Reproduce the listing below without changes, except that pictures are left out.
- - - -
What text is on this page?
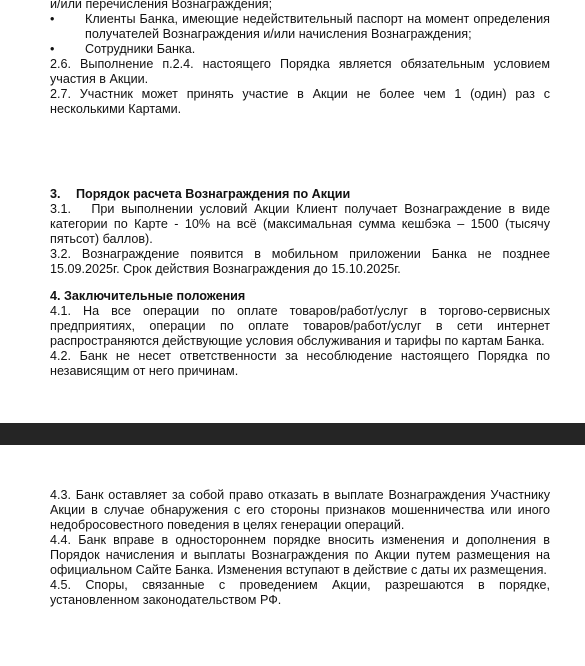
и/или перечисления Вознаграждения;

•	Клиенты Банка, имеющие недействительный паспорт на момент определения получателей Вознаграждения и/или начисления Вознаграждения;
•	Сотрудники Банка.

2.6. Выполнение п.2.4. настоящего Порядка является обязательным условием участия в Акции.

2.7. Участник может принять участие в Акции не более чем 1 (один) раз с несколькими Картами.

3. Порядок расчета Вознаграждения по Акции

3.1.   При выполнении условий Акции Клиент получает Вознаграждение в виде категории по Карте - 10% на всё (максимальная сумма кешбэка – 1500 (тысячу пятьсот) баллов).

3.2. Вознаграждение появится в мобильном приложении Банка не позднее 15.09.2025г. Срок действия Вознаграждения до 15.10.2025г.

4. Заключительные положения

4.1. На все операции по оплате товаров/работ/услуг в торгово-сервисных предприятиях, операции по оплате товаров/работ/услуг в сети интернет распространяются действующие условия обслуживания и тарифы по картам Банка.

4.2. Банк не несет ответственности за несоблюдение настоящего Порядка по независящим от него причинам.

4.3. Банк оставляет за собой право отказать в выплате Вознаграждения Участнику Акции в случае обнаружения с его стороны признаков мошенничества или иного недобросовестного поведения в целях генерации операций.

4.4. Банк вправе в одностороннем порядке вносить изменения и дополнения в Порядок начисления и выплаты Вознаграждения по Акции путем размещения на официальном Сайте Банка. Изменения вступают в действие с даты их размещения.

4.5. Споры, связанные с проведением Акции, разрешаются в порядке, установленном законодательством РФ.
- - - -
• _EXERCISE OUTPUT_
What text is on this page?
и/или перечисления Вознаграждения;

•	Клиенты Банка, имеющие недействительный паспорт на момент определения получателей Вознаграждения и/или начисления Вознаграждения;
•	Сотрудники Банка.

2.6. Выполнение п.2.4. настоящего Порядка является обязательным условием участия в Акции.

2.7. Участник может принять участие в Акции не более чем 1 (один) раз с несколькими Картами.

3. Порядок расчета Вознаграждения по Акции

3.1.   При выполнении условий Акции Клиент получает Вознаграждение в виде категории по Карте - 10% на всё (максимальная сумма кешбэка – 1500 (тысячу пятьсот) баллов).

3.2. Вознаграждение появится в мобильном приложении Банка не позднее 15.09.2025г. Срок действия Вознаграждения до 15.10.2025г.

4. Заключительные положения

4.1. На все операции по оплате товаров/работ/услуг в торгово-сервисных предприятиях, операции по оплате товаров/работ/услуг в сети интернет распространяются действующие условия обслуживания и тарифы по картам Банка.

4.2. Банк не несет ответственности за несоблюдение настоящего Порядка по независящим от него причинам.

4.3. Банк оставляет за собой право отказать в выплате Вознаграждения Участнику Акции в случае обнаружения с его стороны признаков мошенничества или иного недобросовестного поведения в целях генерации операций.

4.4. Банк вправе в одностороннем порядке вносить изменения и дополнения в Порядок начисления и выплаты Вознаграждения по Акции путем размещения на официальном Сайте Банка. Изменения вступают в действие с даты их размещения.

4.5. Споры, связанные с проведением Акции, разрешаются в порядке, установленном законодательством РФ.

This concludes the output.